> REQUIRED WORK:
Go through the listing and copy every line word for word.

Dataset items

+++++

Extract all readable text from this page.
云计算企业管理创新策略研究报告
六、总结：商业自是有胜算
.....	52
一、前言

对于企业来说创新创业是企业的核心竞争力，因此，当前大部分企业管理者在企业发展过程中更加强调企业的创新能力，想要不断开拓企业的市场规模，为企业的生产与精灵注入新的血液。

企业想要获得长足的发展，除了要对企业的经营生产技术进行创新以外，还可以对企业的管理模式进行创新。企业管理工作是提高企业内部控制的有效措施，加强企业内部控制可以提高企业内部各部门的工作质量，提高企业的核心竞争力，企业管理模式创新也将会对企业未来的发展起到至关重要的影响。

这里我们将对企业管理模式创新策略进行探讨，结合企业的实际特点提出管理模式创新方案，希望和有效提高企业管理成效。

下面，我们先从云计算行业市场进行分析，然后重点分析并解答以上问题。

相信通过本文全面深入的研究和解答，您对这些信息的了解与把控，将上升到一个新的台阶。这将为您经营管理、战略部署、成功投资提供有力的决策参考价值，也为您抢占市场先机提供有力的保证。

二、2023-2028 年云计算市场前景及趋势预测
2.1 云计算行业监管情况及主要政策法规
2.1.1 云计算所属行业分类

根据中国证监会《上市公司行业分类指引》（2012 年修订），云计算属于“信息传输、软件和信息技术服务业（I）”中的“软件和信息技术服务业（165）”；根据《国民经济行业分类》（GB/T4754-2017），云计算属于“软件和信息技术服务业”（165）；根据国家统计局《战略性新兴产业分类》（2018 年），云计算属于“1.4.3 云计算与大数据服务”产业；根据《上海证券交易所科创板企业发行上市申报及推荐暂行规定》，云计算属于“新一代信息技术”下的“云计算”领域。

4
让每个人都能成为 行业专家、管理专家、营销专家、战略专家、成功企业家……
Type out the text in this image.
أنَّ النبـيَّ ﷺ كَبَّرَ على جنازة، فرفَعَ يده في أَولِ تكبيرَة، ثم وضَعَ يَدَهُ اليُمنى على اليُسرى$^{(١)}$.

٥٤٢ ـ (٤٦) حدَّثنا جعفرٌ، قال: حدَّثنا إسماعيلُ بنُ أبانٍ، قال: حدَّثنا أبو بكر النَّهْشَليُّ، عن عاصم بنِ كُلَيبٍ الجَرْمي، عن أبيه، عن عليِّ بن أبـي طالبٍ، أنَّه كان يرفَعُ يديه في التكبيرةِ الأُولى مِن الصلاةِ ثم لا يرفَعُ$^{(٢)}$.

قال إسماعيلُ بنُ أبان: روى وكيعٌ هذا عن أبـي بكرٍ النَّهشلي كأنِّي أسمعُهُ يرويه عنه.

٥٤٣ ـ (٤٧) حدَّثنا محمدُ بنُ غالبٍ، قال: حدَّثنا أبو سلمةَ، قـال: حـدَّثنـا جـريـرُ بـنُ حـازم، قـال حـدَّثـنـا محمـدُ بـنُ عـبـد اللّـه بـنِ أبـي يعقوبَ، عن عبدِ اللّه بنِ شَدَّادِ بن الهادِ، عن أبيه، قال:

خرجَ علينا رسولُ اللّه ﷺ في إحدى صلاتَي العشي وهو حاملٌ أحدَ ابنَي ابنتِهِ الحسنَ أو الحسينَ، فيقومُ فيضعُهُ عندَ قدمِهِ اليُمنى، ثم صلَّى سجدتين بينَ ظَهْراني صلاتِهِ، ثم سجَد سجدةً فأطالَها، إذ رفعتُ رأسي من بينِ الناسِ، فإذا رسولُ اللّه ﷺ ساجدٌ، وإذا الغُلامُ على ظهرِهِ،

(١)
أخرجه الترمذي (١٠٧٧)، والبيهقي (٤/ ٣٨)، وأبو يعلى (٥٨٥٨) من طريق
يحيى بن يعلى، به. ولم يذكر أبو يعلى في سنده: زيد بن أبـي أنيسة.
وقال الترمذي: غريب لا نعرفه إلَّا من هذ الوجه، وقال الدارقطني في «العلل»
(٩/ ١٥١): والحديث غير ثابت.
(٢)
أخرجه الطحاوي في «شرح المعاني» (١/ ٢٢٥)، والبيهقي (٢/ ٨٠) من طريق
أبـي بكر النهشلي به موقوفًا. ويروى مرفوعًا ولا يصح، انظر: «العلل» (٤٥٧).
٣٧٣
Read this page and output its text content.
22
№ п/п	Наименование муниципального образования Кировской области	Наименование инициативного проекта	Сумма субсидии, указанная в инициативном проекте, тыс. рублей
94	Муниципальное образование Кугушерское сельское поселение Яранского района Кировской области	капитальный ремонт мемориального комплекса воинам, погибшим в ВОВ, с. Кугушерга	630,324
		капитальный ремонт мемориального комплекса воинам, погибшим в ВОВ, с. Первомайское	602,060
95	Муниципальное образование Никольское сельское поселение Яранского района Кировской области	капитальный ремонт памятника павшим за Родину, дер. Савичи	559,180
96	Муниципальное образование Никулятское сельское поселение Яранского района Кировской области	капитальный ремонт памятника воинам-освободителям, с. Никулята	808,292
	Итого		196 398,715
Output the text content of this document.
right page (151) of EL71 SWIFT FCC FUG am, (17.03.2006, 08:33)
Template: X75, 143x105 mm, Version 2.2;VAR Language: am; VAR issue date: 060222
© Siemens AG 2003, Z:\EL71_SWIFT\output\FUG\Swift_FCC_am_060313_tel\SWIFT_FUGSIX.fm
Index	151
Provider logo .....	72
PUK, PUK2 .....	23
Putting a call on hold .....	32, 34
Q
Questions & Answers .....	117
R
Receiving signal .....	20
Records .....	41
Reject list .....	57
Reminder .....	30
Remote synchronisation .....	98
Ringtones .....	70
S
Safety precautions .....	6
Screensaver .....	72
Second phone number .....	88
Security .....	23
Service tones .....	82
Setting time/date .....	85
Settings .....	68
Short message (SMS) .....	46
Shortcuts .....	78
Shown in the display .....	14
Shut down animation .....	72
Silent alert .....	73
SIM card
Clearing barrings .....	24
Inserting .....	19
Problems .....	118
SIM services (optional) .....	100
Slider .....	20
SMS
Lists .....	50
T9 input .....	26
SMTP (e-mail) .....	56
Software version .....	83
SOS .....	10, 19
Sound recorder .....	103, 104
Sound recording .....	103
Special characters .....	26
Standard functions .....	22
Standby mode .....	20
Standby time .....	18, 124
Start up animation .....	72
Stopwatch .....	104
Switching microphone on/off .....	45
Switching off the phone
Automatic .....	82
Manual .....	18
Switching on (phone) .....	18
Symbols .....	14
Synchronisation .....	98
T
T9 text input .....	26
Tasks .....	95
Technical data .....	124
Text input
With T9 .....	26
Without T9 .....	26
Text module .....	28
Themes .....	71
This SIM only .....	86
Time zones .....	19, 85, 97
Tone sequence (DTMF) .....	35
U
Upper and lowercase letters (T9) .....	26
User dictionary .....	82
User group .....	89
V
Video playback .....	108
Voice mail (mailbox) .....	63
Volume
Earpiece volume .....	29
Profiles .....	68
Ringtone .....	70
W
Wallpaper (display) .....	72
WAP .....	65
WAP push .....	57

+++++

> WORKED SOLUTION:
Extract all readable text from this page.
云计算企业管理创新策略研究报告
六、总结：商业自是有胜算
.....	52
一、前言

对于企业来说创新创业是企业的核心竞争力，因此，当前大部分企业管理者在企业发展过程中更加强调企业的创新能力，想要不断开拓企业的市场规模，为企业的生产与精灵注入新的血液。

企业想要获得长足的发展，除了要对企业的经营生产技术进行创新以外，还可以对企业的管理模式进行创新。企业管理工作是提高企业内部控制的有效措施，加强企业内部控制可以提高企业内部各部门的工作质量，提高企业的核心竞争力，企业管理模式创新也将会对企业未来的发展起到至关重要的影响。

这里我们将对企业管理模式创新策略进行探讨，结合企业的实际特点提出管理模式创新方案，希望和有效提高企业管理成效。

下面，我们先从云计算行业市场进行分析，然后重点分析并解答以上问题。

相信通过本文全面深入的研究和解答，您对这些信息的了解与把控，将上升到一个新的台阶。这将为您经营管理、战略部署、成功投资提供有力的决策参考价值，也为您抢占市场先机提供有力的保证。

二、2023-2028 年云计算市场前景及趋势预测
2.1 云计算行业监管情况及主要政策法规
2.1.1 云计算所属行业分类

根据中国证监会《上市公司行业分类指引》（2012 年修订），云计算属于“信息传输、软件和信息技术服务业（I）”中的“软件和信息技术服务业（165）”；根据《国民经济行业分类》（GB/T4754-2017），云计算属于“软件和信息技术服务业”（165）；根据国家统计局《战略性新兴产业分类》（2018 年），云计算属于“1.4.3 云计算与大数据服务”产业；根据《上海证券交易所科创板企业发行上市申报及推荐暂行规定》，云计算属于“新一代信息技术”下的“云计算”领域。

4
让每个人都能成为 行业专家、管理专家、营销专家、战略专家、成功企业家……
Type out the text in this image.
أنَّ النبـيَّ ﷺ كَبَّرَ على جنازة، فرفَعَ يده في أَولِ تكبيرَة، ثم وضَعَ يَدَهُ اليُمنى على اليُسرى$^{(١)}$.

٥٤٢ ـ (٤٦) حدَّثنا جعفرٌ، قال: حدَّثنا إسماعيلُ بنُ أبانٍ، قال: حدَّثنا أبو بكر النَّهْشَليُّ، عن عاصم بنِ كُلَيبٍ الجَرْمي، عن أبيه، عن عليِّ بن أبـي طالبٍ، أنَّه كان يرفَعُ يديه في التكبيرةِ الأُولى مِن الصلاةِ ثم لا يرفَعُ$^{(٢)}$.

قال إسماعيلُ بنُ أبان: روى وكيعٌ هذا عن أبـي بكرٍ النَّهشلي كأنِّي أسمعُهُ يرويه عنه.

٥٤٣ ـ (٤٧) حدَّثنا محمدُ بنُ غالبٍ، قال: حدَّثنا أبو سلمةَ، قـال: حـدَّثنـا جـريـرُ بـنُ حـازم، قـال حـدَّثـنـا محمـدُ بـنُ عـبـد اللّـه بـنِ أبـي يعقوبَ، عن عبدِ اللّه بنِ شَدَّادِ بن الهادِ، عن أبيه، قال:

خرجَ علينا رسولُ اللّه ﷺ في إحدى صلاتَي العشي وهو حاملٌ أحدَ ابنَي ابنتِهِ الحسنَ أو الحسينَ، فيقومُ فيضعُهُ عندَ قدمِهِ اليُمنى، ثم صلَّى سجدتين بينَ ظَهْراني صلاتِهِ، ثم سجَد سجدةً فأطالَها، إذ رفعتُ رأسي من بينِ الناسِ، فإذا رسولُ اللّه ﷺ ساجدٌ، وإذا الغُلامُ على ظهرِهِ،

(١)
أخرجه الترمذي (١٠٧٧)، والبيهقي (٤/ ٣٨)، وأبو يعلى (٥٨٥٨) من طريق
يحيى بن يعلى، به. ولم يذكر أبو يعلى في سنده: زيد بن أبـي أنيسة.
وقال الترمذي: غريب لا نعرفه إلَّا من هذ الوجه، وقال الدارقطني في «العلل»
(٩/ ١٥١): والحديث غير ثابت.
(٢)
أخرجه الطحاوي في «شرح المعاني» (١/ ٢٢٥)، والبيهقي (٢/ ٨٠) من طريق
أبـي بكر النهشلي به موقوفًا. ويروى مرفوعًا ولا يصح، انظر: «العلل» (٤٥٧).
٣٧٣
Read this page and output its text content.
22
№ п/п	Наименование муниципального образования Кировской области	Наименование инициативного проекта	Сумма субсидии, указанная в инициативном проекте, тыс. рублей
94	Муниципальное образование Кугушерское сельское поселение Яранского района Кировской области	капитальный ремонт мемориального комплекса воинам, погибшим в ВОВ, с. Кугушерга	630,324
		капитальный ремонт мемориального комплекса воинам, погибшим в ВОВ, с. Первомайское	602,060
95	Муниципальное образование Никольское сельское поселение Яранского района Кировской области	капитальный ремонт памятника павшим за Родину, дер. Савичи	559,180
96	Муниципальное образование Никулятское сельское поселение Яранского района Кировской области	капитальный ремонт памятника воинам-освободителям, с. Никулята	808,292
	Итого		196 398,715
Output the text content of this document.
right page (151) of EL71 SWIFT FCC FUG am, (17.03.2006, 08:33)
Template: X75, 143x105 mm, Version 2.2;VAR Language: am; VAR issue date: 060222
© Siemens AG 2003, Z:\EL71_SWIFT\output\FUG\Swift_FCC_am_060313_tel\SWIFT_FUGSIX.fm
Index	151
Provider logo .....	72
PUK, PUK2 .....	23
Putting a call on hold .....	32, 34
Q
Questions & Answers .....	117
R
Receiving signal .....	20
Records .....	41
Reject list .....	57
Reminder .....	30
Remote synchronisation .....	98
Ringtones .....	70
S
Safety precautions .....	6
Screensaver .....	72
Second phone number .....	88
Security .....	23
Service tones .....	82
Setting time/date .....	85
Settings .....	68
Short message (SMS) .....	46
Shortcuts .....	78
Shown in the display .....	14
Shut down animation .....	72
Silent alert .....	73
SIM card
Clearing barrings .....	24
Inserting .....	19
Problems .....	118
SIM services (optional) .....	100
Slider .....	20
SMS
Lists .....	50
T9 input .....	26
SMTP (e-mail) .....	56
Software version .....	83
SOS .....	10, 19
Sound recorder .....	103, 104
Sound recording .....	103
Special characters .....	26
Standard functions .....	22
Standby mode .....	20
Standby time .....	18, 124
Start up animation .....	72
Stopwatch .....	104
Switching microphone on/off .....	45
Switching off the phone
Automatic .....	82
Manual .....	18
Switching on (phone) .....	18
Symbols .....	14
Synchronisation .....	98
T
T9 text input .....	26
Tasks .....	95
Technical data .....	124
Text input
With T9 .....	26
Without T9 .....	26
Text module .....	28
Themes .....	71
This SIM only .....	86
Time zones .....	19, 85, 97
Tone sequence (DTMF) .....	35
U
Upper and lowercase letters (T9) .....	26
User dictionary .....	82
User group .....	89
V
Video playback .....	108
Voice mail (mailbox) .....	63
Volume
Earpiece volume .....	29
Profiles .....	68
Ringtone .....	70
W
Wallpaper (display) .....	72
WAP .....	65
WAP push .....	57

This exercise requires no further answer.